### TASK
Pick out all lines with the word "source" from the records that follow.

### TASK INPUTS
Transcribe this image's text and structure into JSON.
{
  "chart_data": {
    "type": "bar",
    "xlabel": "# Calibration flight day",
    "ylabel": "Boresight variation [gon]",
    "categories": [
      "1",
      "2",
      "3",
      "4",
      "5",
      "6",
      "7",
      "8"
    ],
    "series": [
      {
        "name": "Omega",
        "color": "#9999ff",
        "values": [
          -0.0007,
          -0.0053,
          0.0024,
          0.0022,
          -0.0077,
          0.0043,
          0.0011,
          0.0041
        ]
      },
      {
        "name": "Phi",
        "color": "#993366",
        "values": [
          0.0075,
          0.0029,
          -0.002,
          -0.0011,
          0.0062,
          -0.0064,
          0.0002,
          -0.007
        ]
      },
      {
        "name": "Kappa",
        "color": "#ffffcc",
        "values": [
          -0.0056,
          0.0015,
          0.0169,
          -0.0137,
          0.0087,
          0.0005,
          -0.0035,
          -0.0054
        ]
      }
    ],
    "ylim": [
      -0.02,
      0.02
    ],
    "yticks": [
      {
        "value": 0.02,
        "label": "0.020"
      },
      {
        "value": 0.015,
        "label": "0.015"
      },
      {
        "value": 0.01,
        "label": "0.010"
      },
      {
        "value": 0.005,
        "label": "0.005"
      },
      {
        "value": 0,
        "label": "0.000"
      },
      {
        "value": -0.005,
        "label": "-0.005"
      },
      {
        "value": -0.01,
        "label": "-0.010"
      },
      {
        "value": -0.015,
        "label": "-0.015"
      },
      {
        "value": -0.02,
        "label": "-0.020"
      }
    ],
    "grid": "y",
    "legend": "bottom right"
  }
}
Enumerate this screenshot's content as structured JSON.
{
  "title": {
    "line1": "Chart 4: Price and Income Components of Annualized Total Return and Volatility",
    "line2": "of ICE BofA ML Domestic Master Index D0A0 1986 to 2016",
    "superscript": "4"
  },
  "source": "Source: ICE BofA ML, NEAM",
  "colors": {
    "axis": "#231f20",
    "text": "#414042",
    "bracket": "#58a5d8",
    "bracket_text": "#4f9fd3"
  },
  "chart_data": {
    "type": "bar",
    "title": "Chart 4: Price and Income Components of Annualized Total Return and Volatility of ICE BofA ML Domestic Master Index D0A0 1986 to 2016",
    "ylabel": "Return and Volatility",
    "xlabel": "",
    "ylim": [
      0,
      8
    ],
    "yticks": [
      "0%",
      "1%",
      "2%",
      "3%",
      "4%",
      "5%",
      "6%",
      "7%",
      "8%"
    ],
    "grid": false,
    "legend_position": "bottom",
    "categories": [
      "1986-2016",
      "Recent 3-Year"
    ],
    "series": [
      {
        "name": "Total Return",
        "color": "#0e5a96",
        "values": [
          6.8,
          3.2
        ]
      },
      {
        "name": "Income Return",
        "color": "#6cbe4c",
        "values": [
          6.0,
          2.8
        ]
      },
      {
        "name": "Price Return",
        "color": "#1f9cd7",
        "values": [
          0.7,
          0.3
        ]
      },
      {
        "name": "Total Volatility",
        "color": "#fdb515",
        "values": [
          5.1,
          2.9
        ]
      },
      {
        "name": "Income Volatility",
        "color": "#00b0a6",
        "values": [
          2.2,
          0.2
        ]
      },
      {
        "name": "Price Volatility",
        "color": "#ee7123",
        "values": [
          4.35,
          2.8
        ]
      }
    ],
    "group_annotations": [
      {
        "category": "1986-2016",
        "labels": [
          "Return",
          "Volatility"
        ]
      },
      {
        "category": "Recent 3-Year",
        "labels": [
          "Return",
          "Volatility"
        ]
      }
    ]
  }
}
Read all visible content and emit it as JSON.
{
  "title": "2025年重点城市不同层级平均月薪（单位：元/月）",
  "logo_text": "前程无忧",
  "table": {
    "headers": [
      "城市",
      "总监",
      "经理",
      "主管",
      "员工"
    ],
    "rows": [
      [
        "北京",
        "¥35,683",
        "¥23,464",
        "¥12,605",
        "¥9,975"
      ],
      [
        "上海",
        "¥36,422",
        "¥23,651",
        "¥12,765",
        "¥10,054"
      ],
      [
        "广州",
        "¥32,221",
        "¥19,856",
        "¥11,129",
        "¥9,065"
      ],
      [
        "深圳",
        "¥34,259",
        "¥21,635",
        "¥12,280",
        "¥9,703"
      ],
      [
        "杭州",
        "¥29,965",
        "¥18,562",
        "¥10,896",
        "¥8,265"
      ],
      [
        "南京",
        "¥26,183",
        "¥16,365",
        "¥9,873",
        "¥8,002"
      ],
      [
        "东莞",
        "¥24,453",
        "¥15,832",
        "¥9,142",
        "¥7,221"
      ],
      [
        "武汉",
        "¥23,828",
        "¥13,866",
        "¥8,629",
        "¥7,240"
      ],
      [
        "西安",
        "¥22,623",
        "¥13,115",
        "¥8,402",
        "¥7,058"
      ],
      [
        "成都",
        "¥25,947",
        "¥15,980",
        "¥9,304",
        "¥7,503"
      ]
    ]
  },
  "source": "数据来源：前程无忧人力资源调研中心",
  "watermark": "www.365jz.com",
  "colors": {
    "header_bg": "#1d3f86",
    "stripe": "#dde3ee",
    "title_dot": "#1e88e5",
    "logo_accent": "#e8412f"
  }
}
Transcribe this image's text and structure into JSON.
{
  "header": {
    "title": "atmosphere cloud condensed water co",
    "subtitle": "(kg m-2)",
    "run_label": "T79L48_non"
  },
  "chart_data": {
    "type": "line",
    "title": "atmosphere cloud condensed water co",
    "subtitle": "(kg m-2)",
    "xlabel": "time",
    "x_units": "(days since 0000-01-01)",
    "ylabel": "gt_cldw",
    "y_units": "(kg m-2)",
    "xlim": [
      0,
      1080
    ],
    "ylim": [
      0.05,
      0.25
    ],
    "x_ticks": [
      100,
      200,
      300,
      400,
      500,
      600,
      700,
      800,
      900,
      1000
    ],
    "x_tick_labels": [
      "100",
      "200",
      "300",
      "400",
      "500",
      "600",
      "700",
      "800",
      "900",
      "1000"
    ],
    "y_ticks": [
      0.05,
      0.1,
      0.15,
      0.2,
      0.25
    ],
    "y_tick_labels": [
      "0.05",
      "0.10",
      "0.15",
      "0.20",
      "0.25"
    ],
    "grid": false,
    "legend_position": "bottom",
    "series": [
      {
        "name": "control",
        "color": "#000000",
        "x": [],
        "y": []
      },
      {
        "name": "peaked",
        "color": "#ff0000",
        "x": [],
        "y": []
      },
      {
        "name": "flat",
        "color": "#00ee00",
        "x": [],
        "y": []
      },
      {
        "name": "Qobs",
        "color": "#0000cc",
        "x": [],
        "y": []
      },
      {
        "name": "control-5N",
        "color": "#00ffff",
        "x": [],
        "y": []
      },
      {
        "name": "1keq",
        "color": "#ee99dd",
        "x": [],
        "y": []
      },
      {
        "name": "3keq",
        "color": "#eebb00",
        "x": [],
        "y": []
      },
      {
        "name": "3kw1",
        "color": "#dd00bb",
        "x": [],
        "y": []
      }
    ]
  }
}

### FULL RESPONSE
  "source": "Source: ICE BofA ML, NEAM",
  "source": "数据来源：前程无忧人力资源调研中心",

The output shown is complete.